_GIVEN PROBLEM:_
Using the material that follows, identify and copy each line with the string "this".

_RECORD LIST:_
—————
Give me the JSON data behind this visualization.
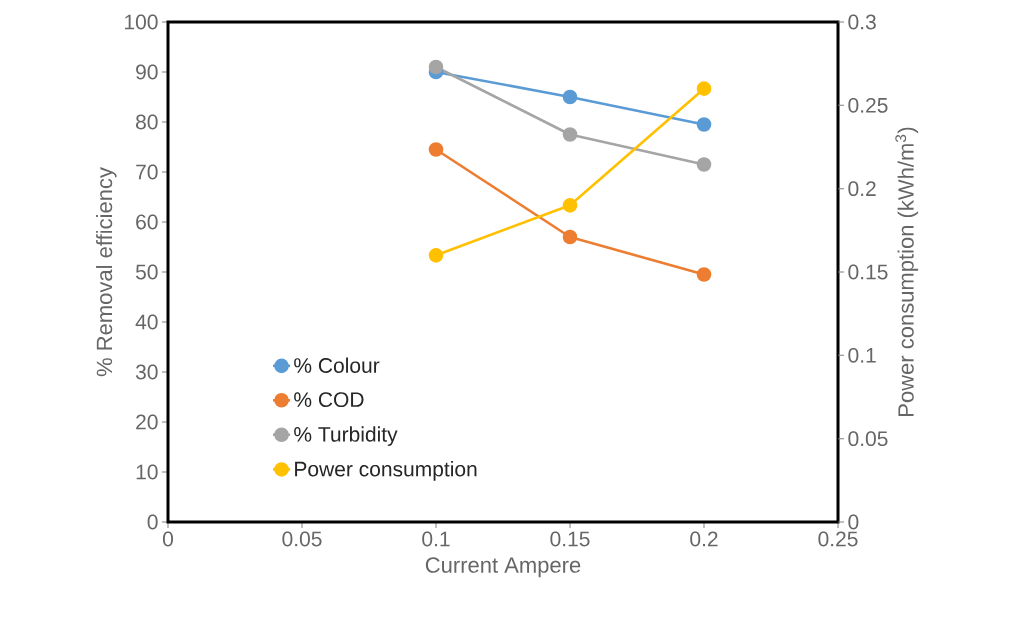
{
  "chart_data": {
    "type": "line",
    "xlabel": "Current Ampere",
    "ylabel": "% Removal efficiency",
    "y2label": "Power consumption (kWh/m$^{3}$)",
    "x": [
      0.1,
      0.15,
      0.2
    ],
    "series": [
      {
        "name": "% Colour",
        "color": "#5b9bd5",
        "values": [
          90,
          85,
          79.5
        ]
      },
      {
        "name": "% COD",
        "color": "#ed7d31",
        "values": [
          74.5,
          57,
          49.5
        ]
      },
      {
        "name": "% Turbidity",
        "color": "#a5a5a5",
        "values": [
          91,
          77.5,
          71.5
        ]
      },
      {
        "name": "Power consumption",
        "color": "#ffc000",
        "values": [
          0.16,
          0.19,
          0.26
        ],
        "axis": "y2"
      }
    ],
    "xlim": [
      0,
      0.25
    ],
    "xticks": [
      0,
      0.05,
      0.1,
      0.15,
      0.2,
      0.25
    ],
    "ylim": [
      0,
      100
    ],
    "yticks": [
      0,
      10,
      20,
      30,
      40,
      50,
      60,
      70,
      80,
      90,
      100
    ],
    "y2lim": [
      0,
      0.3
    ],
    "y2ticks": [
      0,
      0.05,
      0.1,
      0.15,
      0.2,
      0.25,
      0.3
    ],
    "grid": false,
    "legend": "bottom left",
    "marker": "circle",
    "line_style": "solid"
  }
}
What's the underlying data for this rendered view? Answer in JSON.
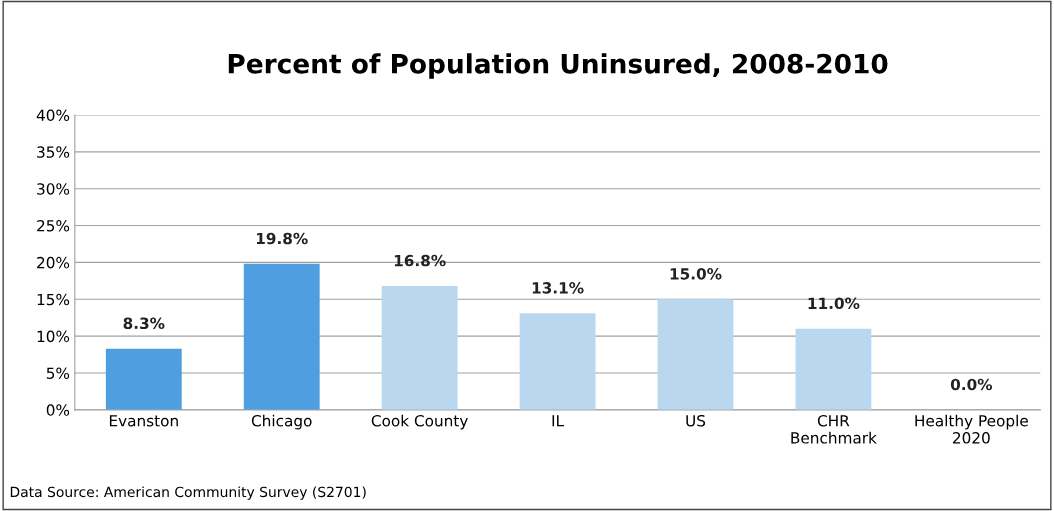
{
  "chart_data": {
    "type": "bar",
    "title": "Percent of Population Uninsured, 2008-2010",
    "categories": [
      "Evanston",
      "Chicago",
      "Cook County",
      "IL",
      "US",
      "CHR\nBenchmark",
      "Healthy People\n2020"
    ],
    "values": [
      8.3,
      19.8,
      16.8,
      13.1,
      15.0,
      11.0,
      0.0
    ],
    "colors": [
      "#4f9fe0",
      "#4f9fe0",
      "#b9d8f0",
      "#b9d8f0",
      "#b9d8f0",
      "#b9d8f0",
      "#b9d8f0"
    ],
    "value_labels": [
      "8.3%",
      "19.8%",
      "16.8%",
      "13.1%",
      "15.0%",
      "11.0%",
      "0.0%"
    ],
    "ylim": [
      0,
      40
    ],
    "yticks": [
      {
        "value": 0,
        "label": "0%"
      },
      {
        "value": 5,
        "label": "5%"
      },
      {
        "value": 10,
        "label": "10%"
      },
      {
        "value": 15,
        "label": "15%"
      },
      {
        "value": 20,
        "label": "20%"
      },
      {
        "value": 25,
        "label": "25%"
      },
      {
        "value": 30,
        "label": "30%"
      },
      {
        "value": 35,
        "label": "35%"
      },
      {
        "value": 40,
        "label": "40%"
      }
    ],
    "grid": "y",
    "annotations": [
      "Data Source: American Community Survey (S2701)"
    ]
  }
}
—————
_TASK OUTPUT:_
Give me the JSON data behind this visualization.
What's the underlying data for this rendered view? Answer in JSON.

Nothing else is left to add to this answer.